**Task requirements:**
From the entries below, pull out each line where "UNIVERSE" appears.

**Dataset records:**

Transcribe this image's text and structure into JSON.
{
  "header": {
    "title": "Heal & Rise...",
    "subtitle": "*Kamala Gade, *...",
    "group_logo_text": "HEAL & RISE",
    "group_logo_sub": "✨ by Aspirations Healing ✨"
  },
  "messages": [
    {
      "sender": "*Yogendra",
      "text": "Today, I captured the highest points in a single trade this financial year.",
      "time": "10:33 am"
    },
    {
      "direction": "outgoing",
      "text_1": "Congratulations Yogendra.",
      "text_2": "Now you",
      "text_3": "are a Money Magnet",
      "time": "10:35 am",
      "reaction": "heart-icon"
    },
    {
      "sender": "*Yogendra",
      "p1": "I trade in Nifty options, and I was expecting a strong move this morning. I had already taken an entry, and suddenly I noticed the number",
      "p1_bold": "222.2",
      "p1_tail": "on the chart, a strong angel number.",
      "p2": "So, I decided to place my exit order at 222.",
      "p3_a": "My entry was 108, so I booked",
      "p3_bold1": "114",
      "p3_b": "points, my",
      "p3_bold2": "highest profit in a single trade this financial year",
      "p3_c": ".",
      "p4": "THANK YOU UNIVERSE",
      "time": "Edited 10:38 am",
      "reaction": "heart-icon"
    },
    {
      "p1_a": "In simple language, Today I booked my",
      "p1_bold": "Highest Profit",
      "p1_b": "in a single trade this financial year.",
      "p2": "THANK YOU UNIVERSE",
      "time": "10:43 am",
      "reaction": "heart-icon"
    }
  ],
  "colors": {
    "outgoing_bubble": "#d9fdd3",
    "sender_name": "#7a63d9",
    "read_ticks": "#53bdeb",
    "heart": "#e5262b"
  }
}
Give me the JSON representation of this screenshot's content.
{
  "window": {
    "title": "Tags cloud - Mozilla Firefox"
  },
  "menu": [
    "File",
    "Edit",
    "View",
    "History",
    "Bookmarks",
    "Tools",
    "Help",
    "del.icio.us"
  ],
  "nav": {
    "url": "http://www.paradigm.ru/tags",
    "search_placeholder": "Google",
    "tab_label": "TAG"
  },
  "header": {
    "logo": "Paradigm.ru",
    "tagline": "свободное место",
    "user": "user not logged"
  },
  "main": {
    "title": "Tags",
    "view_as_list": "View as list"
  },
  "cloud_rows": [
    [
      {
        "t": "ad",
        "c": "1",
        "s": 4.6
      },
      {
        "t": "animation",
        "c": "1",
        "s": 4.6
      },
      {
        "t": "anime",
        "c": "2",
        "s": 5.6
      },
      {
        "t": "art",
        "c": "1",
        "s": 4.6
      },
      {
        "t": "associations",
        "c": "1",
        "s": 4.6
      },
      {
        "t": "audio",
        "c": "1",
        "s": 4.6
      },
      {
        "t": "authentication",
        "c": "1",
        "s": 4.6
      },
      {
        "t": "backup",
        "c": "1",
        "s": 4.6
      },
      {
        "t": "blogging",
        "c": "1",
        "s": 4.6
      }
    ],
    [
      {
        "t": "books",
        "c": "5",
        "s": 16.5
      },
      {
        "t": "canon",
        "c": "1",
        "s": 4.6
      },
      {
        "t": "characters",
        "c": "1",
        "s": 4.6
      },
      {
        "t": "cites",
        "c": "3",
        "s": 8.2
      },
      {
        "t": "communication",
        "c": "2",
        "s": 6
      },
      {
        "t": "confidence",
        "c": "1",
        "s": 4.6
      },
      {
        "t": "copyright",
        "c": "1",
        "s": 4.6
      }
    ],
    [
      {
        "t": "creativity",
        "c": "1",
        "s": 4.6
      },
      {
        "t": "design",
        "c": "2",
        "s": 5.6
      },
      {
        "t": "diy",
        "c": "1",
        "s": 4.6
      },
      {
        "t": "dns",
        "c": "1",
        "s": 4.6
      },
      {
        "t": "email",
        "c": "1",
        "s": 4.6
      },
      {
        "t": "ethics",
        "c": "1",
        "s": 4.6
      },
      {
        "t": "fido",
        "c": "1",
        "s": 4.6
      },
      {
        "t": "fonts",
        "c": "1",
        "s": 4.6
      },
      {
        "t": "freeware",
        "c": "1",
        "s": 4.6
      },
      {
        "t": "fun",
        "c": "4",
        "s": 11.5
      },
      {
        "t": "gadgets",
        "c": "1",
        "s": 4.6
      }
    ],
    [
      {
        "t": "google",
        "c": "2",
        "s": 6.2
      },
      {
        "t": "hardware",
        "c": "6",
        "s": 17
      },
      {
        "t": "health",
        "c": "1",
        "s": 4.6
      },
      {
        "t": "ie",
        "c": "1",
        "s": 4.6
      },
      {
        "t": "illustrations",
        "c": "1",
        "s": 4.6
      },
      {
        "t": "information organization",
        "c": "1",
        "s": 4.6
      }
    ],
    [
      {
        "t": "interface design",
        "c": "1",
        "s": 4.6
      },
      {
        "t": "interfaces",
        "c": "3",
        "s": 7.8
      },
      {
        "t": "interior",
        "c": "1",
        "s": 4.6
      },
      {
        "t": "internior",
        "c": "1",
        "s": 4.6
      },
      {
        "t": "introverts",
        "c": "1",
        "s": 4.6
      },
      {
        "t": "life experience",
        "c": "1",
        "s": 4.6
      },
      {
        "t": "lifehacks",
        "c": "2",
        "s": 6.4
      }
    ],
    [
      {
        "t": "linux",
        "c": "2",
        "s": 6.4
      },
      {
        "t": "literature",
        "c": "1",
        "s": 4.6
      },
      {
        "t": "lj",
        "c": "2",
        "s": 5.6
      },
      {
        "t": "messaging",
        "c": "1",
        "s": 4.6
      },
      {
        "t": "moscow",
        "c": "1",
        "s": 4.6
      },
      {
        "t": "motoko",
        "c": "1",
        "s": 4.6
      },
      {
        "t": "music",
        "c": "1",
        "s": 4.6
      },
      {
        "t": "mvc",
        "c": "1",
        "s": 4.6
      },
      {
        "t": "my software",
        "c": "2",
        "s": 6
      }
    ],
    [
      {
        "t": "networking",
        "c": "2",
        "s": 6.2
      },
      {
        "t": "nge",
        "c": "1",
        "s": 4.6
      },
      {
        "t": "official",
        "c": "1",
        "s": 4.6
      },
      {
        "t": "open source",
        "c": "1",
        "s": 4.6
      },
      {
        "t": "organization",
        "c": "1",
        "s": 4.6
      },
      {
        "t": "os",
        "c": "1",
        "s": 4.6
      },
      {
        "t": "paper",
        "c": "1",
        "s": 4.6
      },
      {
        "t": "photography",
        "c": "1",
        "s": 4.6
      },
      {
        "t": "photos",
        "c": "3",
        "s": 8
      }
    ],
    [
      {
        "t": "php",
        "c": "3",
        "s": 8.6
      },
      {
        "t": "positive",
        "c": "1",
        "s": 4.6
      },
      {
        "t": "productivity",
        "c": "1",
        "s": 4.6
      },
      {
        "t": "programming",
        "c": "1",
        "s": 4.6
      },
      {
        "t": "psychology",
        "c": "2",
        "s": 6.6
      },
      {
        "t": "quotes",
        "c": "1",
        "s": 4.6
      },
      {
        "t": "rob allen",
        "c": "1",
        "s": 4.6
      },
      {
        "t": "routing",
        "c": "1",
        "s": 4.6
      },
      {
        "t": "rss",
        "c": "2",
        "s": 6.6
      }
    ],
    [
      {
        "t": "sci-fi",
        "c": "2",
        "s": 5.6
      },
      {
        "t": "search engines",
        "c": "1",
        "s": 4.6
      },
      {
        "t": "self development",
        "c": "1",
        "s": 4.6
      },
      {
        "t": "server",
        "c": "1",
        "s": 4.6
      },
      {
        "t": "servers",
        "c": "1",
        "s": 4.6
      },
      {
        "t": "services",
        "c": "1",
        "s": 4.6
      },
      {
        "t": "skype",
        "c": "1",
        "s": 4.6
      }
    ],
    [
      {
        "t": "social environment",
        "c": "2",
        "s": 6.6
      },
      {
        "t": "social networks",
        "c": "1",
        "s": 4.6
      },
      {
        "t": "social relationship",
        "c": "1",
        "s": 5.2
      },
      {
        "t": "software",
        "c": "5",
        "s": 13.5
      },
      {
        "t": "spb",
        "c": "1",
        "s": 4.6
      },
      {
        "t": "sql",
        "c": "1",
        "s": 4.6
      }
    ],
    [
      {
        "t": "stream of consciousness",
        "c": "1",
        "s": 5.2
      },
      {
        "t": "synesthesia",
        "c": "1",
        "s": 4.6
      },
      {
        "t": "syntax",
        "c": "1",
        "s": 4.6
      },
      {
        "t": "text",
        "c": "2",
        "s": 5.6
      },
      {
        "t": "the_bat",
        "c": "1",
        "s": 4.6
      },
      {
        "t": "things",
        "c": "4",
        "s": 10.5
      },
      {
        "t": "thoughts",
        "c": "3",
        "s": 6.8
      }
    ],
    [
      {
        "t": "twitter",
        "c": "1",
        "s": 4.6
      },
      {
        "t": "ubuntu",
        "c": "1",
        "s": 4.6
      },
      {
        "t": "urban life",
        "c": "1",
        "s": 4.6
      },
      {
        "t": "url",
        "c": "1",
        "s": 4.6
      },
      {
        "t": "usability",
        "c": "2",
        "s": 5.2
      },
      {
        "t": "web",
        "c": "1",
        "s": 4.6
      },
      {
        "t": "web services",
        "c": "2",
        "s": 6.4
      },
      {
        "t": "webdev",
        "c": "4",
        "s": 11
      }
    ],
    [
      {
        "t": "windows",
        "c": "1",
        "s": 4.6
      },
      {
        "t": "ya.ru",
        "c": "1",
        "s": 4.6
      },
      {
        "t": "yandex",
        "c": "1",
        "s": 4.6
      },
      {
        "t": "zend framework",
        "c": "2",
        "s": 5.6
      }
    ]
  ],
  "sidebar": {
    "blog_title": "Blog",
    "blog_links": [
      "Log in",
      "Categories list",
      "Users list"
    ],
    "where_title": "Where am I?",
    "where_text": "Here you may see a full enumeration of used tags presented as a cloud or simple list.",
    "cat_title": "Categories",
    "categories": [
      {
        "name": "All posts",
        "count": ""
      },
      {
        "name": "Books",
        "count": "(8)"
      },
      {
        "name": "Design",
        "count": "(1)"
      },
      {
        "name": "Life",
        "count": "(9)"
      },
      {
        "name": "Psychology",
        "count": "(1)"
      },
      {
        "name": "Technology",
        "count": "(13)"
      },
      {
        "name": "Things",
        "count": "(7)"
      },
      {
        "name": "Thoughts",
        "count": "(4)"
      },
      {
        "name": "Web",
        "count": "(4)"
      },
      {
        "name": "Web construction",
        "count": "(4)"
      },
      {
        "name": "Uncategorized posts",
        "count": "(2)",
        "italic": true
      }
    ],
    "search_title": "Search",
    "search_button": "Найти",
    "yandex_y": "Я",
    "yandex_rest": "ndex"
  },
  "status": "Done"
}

**Reply to the task:**
      "p4": "THANK YOU UNIVERSE",
      "p2": "THANK YOU UNIVERSE",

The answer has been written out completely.